Identify the lines that contain the word "baselines" and copy each one.

• • • •

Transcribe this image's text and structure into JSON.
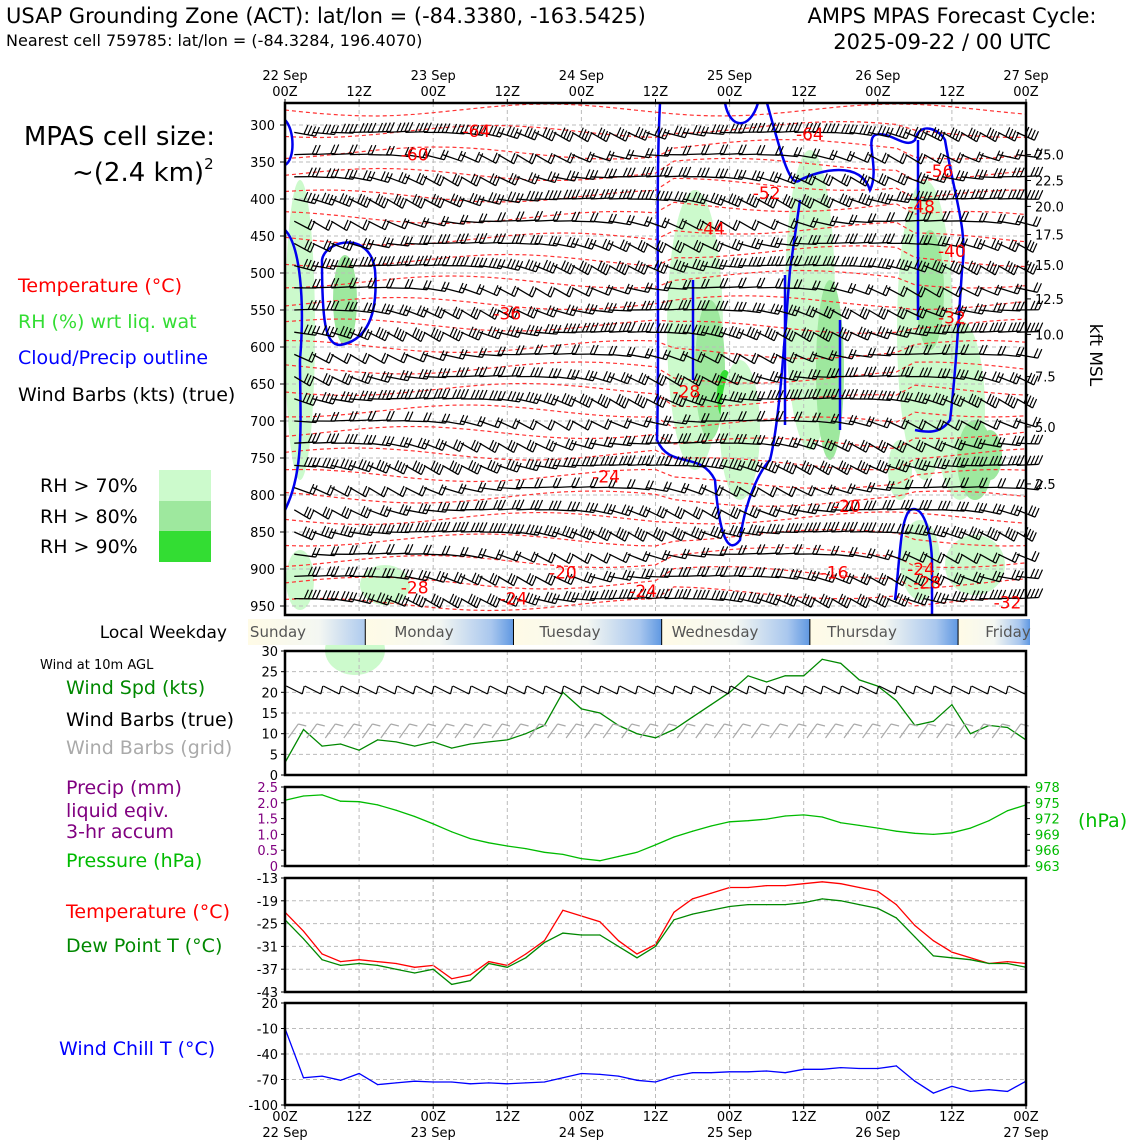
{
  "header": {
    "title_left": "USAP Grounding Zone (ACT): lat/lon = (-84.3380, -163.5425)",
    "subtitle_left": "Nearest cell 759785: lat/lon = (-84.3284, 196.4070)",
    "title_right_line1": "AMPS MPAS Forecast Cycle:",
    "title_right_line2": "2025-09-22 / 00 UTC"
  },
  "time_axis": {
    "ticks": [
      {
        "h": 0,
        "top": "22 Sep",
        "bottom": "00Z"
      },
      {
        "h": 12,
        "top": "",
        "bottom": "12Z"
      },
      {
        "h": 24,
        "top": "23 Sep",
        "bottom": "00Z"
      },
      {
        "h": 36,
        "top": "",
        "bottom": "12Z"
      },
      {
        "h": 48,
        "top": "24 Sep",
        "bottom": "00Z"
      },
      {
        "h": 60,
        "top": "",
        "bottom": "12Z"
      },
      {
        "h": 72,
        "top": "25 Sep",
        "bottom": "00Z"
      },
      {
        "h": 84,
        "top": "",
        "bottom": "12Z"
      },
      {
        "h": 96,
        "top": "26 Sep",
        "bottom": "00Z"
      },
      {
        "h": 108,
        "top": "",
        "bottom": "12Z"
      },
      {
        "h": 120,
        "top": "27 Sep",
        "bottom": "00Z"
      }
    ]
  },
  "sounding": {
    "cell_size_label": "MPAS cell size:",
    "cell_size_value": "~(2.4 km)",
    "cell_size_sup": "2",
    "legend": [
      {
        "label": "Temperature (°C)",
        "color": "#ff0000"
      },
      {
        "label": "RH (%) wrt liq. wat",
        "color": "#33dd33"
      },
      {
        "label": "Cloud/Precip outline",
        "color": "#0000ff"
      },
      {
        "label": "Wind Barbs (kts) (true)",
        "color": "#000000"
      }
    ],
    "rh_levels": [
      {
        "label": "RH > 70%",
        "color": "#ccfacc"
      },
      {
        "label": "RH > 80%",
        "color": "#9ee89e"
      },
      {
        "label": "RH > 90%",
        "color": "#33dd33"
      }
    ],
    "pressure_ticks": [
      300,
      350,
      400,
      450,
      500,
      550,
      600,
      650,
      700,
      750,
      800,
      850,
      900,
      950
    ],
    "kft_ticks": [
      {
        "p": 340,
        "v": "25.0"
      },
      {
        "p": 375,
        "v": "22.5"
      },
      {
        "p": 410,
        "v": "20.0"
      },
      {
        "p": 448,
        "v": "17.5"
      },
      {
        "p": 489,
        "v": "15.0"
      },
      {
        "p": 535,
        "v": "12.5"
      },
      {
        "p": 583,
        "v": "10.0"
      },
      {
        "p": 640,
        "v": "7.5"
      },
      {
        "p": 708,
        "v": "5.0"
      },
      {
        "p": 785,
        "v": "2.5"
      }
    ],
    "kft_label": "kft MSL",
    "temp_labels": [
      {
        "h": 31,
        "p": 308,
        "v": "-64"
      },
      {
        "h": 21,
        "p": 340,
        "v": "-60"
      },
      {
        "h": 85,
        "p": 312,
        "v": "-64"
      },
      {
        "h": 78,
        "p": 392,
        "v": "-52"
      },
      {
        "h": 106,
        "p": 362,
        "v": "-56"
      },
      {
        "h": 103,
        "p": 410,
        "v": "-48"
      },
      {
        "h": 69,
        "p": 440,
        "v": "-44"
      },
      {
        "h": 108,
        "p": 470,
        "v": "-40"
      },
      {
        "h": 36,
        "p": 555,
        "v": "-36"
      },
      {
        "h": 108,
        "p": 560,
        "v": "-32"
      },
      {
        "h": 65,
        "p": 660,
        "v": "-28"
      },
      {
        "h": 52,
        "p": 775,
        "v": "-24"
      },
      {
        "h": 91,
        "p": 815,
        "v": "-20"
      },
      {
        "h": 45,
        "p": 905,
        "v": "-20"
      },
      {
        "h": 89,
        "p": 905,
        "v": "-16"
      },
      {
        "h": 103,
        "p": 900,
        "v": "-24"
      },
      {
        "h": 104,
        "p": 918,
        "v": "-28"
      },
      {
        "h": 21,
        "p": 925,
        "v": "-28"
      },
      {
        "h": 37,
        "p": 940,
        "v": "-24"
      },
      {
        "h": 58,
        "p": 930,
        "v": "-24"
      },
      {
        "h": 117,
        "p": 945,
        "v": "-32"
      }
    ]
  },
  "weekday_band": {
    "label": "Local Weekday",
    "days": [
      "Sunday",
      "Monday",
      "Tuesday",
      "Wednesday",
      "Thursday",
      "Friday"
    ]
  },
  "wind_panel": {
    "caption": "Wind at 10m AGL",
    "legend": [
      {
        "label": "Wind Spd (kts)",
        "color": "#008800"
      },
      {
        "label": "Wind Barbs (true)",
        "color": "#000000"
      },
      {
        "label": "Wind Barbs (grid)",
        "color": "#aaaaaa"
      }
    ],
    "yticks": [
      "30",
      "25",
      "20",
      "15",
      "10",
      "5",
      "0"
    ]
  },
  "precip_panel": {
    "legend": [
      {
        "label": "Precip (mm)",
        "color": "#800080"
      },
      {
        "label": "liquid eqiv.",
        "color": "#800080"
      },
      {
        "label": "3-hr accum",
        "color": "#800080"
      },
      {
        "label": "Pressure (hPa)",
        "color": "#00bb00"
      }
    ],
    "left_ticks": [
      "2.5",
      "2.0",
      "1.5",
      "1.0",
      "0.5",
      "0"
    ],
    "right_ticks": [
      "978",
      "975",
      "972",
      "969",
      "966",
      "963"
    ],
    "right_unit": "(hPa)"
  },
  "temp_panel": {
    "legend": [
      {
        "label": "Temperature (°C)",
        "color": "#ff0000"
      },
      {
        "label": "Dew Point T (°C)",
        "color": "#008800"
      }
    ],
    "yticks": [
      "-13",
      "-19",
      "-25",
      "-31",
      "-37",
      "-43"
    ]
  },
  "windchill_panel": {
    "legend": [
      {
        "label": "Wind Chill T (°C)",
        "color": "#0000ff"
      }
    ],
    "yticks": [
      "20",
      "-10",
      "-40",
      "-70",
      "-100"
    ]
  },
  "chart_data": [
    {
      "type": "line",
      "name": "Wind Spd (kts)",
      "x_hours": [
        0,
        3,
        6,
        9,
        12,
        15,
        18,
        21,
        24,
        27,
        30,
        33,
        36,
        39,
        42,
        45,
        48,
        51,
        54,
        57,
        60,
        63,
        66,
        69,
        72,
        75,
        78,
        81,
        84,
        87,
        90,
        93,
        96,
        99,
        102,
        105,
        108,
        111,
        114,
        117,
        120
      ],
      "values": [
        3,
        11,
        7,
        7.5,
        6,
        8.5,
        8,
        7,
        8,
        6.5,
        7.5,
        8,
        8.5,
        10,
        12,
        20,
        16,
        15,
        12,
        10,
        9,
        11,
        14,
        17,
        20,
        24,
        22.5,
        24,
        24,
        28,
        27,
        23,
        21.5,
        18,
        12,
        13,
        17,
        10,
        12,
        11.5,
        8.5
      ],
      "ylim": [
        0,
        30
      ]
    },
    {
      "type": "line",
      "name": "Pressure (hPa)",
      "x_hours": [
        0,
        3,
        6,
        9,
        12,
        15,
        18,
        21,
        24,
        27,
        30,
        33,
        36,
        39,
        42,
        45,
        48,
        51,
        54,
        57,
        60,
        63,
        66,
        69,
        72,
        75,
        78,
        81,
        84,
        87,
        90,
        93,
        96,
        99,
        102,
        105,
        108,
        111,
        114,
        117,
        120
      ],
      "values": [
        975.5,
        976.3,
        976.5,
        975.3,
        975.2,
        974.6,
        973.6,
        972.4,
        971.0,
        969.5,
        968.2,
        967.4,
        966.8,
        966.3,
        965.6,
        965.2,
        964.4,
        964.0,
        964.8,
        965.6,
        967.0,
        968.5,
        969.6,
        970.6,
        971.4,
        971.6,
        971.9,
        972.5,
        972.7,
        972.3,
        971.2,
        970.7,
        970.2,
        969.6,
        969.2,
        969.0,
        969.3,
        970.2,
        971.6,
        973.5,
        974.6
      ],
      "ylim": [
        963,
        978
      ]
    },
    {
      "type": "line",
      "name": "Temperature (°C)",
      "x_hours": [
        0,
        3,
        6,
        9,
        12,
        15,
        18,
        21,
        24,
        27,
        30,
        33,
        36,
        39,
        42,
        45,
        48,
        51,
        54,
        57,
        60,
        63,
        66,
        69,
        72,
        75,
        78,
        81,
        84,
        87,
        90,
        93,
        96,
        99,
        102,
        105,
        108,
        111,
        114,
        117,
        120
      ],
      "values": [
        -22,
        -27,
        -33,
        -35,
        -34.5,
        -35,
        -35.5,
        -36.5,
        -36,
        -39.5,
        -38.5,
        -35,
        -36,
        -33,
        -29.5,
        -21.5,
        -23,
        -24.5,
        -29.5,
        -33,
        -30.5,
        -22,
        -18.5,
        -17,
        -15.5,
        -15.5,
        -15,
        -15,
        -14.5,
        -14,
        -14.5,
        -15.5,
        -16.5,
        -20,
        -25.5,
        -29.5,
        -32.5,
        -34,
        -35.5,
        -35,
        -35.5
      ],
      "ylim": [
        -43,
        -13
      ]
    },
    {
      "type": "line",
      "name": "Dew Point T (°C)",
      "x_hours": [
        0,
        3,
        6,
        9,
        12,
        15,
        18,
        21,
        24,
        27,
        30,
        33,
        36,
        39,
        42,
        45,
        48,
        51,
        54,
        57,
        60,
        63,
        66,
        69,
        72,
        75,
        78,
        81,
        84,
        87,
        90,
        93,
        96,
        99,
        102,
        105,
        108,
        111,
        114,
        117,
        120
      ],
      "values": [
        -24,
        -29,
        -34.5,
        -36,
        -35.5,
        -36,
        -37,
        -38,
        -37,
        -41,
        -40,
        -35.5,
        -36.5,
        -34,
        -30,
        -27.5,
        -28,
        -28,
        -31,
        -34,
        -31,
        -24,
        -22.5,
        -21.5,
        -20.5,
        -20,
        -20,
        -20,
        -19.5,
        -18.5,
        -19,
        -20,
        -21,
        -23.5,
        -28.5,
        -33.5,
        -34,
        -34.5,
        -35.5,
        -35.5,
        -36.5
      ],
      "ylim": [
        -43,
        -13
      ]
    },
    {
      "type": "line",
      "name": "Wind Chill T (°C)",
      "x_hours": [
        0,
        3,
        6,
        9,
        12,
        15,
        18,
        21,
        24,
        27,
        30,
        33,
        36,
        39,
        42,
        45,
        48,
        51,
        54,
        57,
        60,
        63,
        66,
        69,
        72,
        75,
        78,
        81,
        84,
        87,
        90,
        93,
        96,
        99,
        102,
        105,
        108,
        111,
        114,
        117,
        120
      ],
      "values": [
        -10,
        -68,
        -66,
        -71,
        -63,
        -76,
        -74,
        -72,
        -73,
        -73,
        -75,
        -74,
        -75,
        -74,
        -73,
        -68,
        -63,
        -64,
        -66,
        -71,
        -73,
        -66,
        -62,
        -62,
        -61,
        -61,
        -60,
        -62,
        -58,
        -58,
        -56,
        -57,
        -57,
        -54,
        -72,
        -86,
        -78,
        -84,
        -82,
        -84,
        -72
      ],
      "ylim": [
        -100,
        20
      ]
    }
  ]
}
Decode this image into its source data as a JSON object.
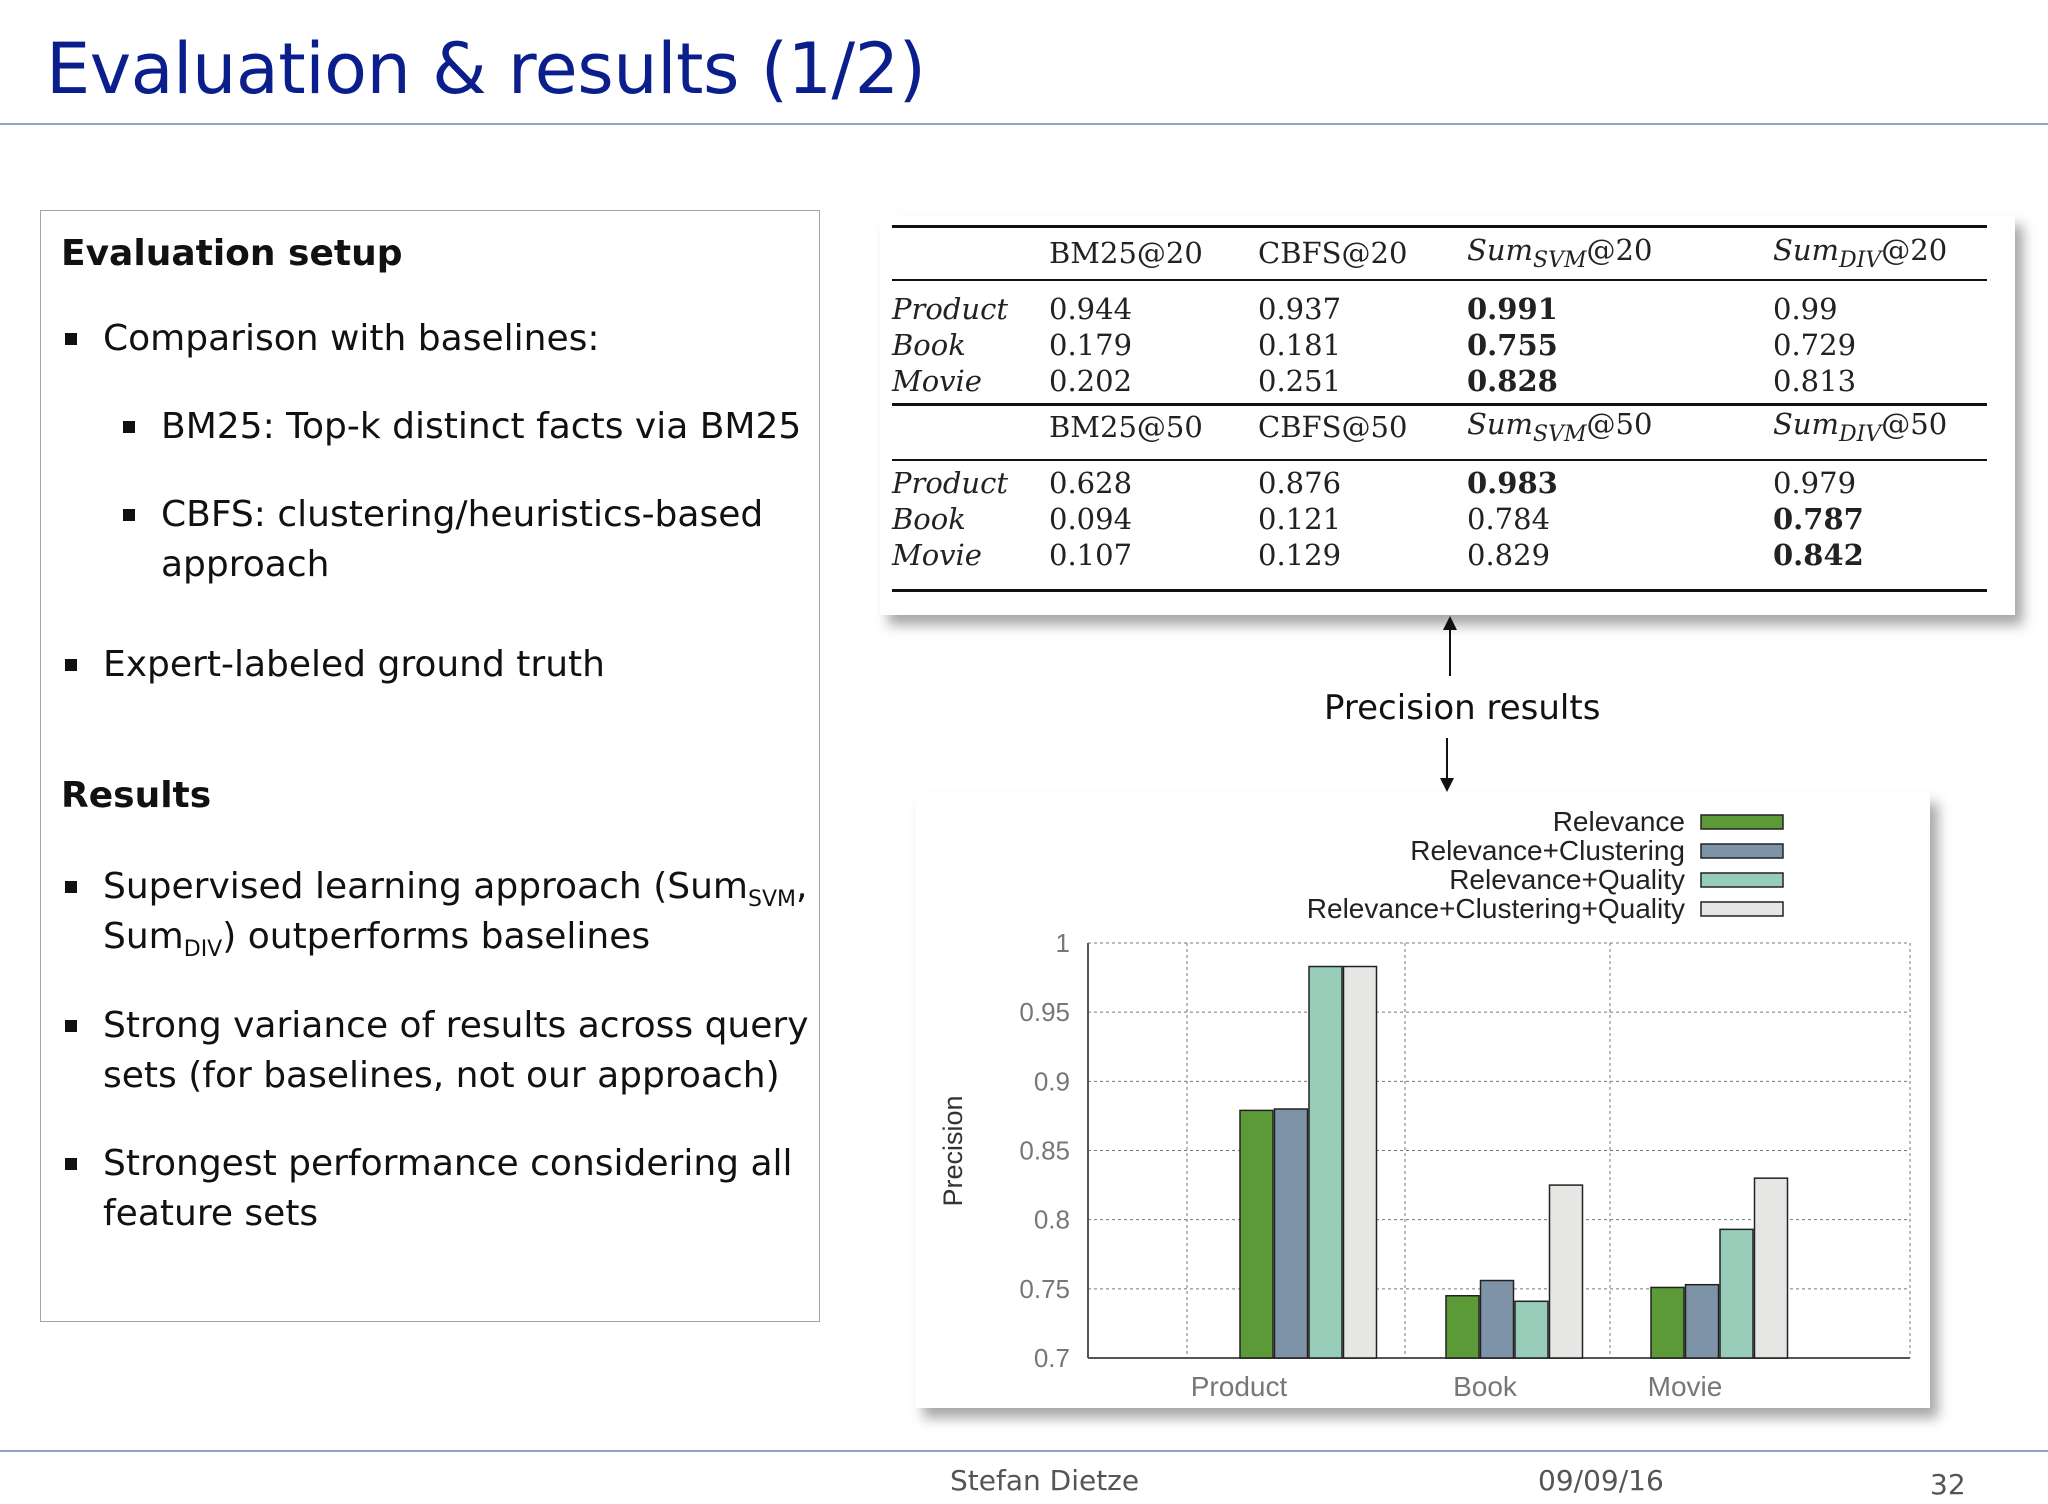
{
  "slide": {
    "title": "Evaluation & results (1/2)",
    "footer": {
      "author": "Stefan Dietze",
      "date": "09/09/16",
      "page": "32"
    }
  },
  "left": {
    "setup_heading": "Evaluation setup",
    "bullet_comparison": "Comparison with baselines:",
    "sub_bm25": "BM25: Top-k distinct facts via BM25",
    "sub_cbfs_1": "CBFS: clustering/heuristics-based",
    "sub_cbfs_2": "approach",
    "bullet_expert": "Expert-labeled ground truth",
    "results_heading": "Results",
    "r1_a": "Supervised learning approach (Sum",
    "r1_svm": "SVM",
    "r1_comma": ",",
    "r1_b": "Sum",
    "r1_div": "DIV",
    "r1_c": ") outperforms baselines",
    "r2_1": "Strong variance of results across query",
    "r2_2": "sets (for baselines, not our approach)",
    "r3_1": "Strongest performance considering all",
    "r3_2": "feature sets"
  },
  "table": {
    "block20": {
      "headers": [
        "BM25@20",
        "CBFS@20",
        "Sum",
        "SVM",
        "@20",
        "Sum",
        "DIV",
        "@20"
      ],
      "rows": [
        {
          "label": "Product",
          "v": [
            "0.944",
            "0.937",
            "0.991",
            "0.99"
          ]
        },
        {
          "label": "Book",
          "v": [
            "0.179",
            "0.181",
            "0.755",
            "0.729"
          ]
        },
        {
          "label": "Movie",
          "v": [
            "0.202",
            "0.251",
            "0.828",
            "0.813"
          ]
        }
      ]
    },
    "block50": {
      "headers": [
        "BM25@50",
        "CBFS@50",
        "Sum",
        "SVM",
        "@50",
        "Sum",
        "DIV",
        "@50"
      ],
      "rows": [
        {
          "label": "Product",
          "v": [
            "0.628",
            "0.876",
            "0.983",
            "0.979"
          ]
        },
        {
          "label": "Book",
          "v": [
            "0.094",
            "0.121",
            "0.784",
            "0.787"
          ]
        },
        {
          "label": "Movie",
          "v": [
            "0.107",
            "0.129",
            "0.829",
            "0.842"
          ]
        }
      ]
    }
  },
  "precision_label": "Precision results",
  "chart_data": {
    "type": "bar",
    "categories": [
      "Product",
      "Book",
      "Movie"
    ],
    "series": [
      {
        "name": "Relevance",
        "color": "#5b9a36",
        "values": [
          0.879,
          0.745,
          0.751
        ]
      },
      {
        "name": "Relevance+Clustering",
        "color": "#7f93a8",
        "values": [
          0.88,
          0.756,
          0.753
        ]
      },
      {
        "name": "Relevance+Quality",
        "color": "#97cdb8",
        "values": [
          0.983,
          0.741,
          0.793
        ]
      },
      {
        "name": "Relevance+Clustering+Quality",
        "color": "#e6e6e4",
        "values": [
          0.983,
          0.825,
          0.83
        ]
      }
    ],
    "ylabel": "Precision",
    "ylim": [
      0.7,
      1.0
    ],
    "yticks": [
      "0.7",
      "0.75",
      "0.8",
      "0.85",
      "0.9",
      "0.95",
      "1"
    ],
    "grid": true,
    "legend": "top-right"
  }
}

• • • •

[Result for this exercise]
    "bullet_comparison": "Comparison with baselines:",
    "r1_c": ") outperforms baselines",
    "r2_2": "sets (for baselines, not our approach)",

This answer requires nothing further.